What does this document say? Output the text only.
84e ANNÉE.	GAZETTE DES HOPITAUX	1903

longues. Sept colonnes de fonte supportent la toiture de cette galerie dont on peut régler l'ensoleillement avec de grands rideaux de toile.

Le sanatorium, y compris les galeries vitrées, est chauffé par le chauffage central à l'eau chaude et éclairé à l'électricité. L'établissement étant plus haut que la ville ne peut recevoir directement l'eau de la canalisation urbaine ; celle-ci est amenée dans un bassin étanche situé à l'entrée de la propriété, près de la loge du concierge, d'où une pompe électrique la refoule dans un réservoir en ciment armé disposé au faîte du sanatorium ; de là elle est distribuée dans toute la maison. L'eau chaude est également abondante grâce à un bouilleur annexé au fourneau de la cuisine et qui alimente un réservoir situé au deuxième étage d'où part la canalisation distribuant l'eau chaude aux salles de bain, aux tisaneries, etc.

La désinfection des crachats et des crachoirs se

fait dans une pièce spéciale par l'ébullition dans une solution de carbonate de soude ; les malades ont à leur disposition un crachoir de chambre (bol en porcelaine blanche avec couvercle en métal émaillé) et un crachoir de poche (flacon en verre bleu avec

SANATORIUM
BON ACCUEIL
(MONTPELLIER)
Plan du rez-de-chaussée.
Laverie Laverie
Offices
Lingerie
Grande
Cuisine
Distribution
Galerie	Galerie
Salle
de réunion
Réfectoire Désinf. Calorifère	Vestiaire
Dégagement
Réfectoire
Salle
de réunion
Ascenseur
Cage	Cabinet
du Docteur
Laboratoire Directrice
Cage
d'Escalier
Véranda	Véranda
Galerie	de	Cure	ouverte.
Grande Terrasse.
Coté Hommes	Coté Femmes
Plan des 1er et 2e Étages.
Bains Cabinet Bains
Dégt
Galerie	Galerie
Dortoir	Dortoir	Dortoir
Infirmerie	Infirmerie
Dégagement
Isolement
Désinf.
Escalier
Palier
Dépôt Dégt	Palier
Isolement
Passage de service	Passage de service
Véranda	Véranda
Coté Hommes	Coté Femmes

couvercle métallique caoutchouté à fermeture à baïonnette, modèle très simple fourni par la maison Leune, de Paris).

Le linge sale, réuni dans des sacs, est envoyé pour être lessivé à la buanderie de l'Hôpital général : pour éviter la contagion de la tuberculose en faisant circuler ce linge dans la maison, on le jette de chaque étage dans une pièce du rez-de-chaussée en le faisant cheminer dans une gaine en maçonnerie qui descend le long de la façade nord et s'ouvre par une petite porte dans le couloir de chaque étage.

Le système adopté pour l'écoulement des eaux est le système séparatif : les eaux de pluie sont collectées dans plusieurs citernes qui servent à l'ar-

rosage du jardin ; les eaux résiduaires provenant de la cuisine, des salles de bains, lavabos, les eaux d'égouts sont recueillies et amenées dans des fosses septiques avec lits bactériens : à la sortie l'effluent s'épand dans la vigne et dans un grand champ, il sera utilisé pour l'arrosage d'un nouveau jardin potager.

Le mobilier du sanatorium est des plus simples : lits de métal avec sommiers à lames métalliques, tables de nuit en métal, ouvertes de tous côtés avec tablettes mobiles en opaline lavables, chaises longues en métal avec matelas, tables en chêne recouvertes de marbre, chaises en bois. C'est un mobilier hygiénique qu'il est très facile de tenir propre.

——

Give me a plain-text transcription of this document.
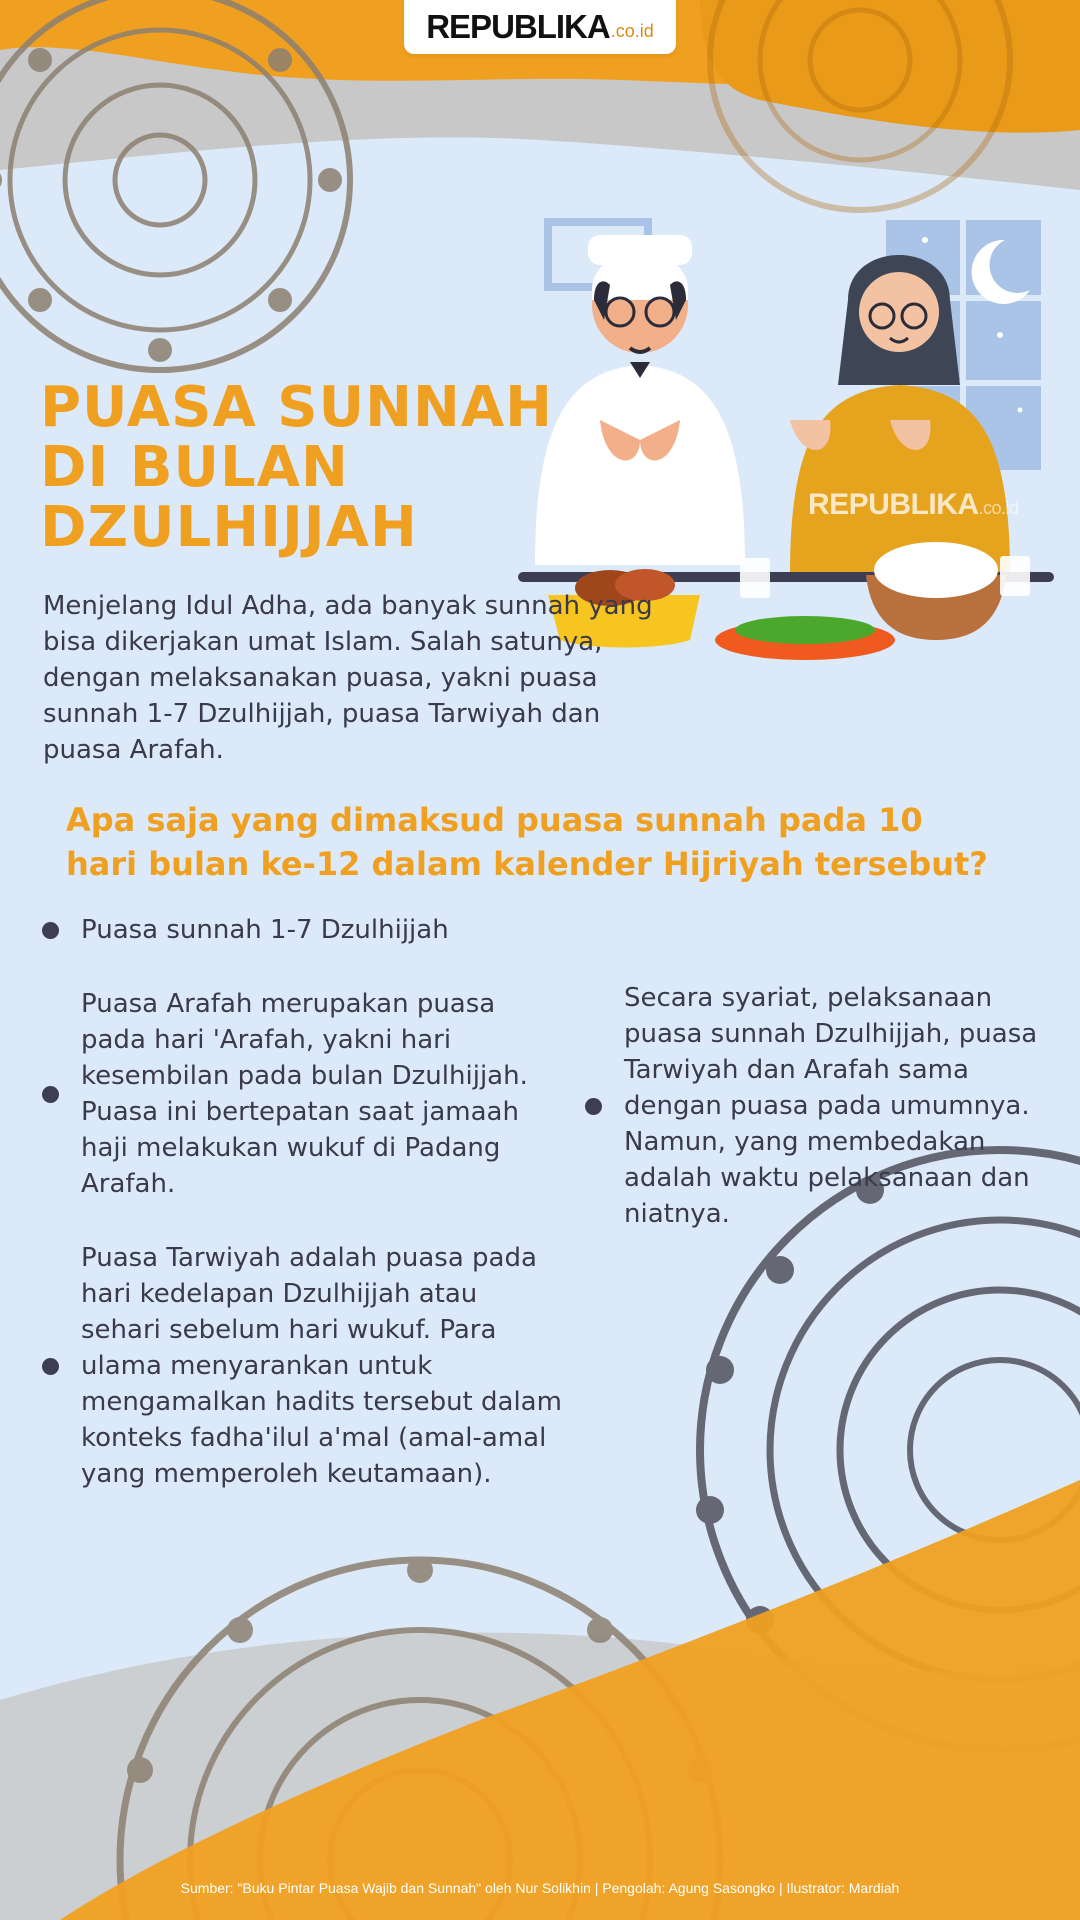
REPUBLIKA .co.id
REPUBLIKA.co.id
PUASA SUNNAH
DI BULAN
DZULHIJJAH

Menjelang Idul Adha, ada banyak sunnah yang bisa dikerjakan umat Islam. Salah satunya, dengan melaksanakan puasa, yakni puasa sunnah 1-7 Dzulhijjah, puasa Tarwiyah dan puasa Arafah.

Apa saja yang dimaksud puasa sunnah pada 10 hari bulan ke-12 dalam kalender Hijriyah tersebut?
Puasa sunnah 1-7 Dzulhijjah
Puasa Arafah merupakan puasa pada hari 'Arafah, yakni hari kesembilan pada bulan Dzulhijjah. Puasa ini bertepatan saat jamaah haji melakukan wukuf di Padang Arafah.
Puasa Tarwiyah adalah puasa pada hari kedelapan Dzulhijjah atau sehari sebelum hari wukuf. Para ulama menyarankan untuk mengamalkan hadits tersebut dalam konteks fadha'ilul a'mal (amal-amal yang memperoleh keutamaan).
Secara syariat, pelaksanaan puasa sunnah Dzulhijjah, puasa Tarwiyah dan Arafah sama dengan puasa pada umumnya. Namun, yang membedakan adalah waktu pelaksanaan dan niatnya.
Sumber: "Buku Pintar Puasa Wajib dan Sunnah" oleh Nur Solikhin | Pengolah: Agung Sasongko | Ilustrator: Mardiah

——

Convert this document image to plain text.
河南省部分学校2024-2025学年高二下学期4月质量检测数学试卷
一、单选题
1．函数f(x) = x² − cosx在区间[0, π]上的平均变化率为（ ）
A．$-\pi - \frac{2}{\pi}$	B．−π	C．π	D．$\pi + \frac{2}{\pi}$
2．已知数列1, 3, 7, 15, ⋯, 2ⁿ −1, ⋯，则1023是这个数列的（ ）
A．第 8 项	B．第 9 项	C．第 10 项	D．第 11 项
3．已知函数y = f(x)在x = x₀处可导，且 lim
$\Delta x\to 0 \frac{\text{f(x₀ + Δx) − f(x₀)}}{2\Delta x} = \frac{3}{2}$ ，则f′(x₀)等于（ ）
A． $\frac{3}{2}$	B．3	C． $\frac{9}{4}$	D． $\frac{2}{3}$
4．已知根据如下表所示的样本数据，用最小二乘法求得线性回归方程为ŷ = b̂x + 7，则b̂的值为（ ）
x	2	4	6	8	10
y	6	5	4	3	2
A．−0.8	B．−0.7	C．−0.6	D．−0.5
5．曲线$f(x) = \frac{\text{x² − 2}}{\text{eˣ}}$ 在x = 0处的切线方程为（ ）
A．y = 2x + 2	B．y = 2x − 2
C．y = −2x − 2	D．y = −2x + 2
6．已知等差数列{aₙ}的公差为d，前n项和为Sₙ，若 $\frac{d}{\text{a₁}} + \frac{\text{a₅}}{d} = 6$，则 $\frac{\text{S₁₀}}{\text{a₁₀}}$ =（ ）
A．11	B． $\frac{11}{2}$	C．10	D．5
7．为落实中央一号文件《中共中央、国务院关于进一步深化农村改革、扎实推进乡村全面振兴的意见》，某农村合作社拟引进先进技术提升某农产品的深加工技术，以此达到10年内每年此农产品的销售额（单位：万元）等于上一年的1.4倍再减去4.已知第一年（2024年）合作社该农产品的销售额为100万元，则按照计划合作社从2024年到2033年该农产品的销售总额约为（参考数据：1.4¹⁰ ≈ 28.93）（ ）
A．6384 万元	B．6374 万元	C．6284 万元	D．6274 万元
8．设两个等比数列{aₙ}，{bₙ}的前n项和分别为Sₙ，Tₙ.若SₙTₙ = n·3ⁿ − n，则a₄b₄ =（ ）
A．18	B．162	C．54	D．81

——

_Aim_
Gather, from the listing above, every line carrying the word "sont".

_Exercise result_
Le système adopté pour l'écoulement des eaux est le système séparatif : les eaux de pluie sont collectées dans plusieurs citernes qui servent à l'ar-
rosage du jardin ; les eaux résiduaires provenant de la cuisine, des salles de bains, lavabos, les eaux d'égouts sont recueillies et amenées dans des fosses septiques avec lits bactériens : à la sortie l'effluent s'épand dans la vigne et dans un grand champ, il sera utilisé pour l'arrosage d'un nouveau jardin potager.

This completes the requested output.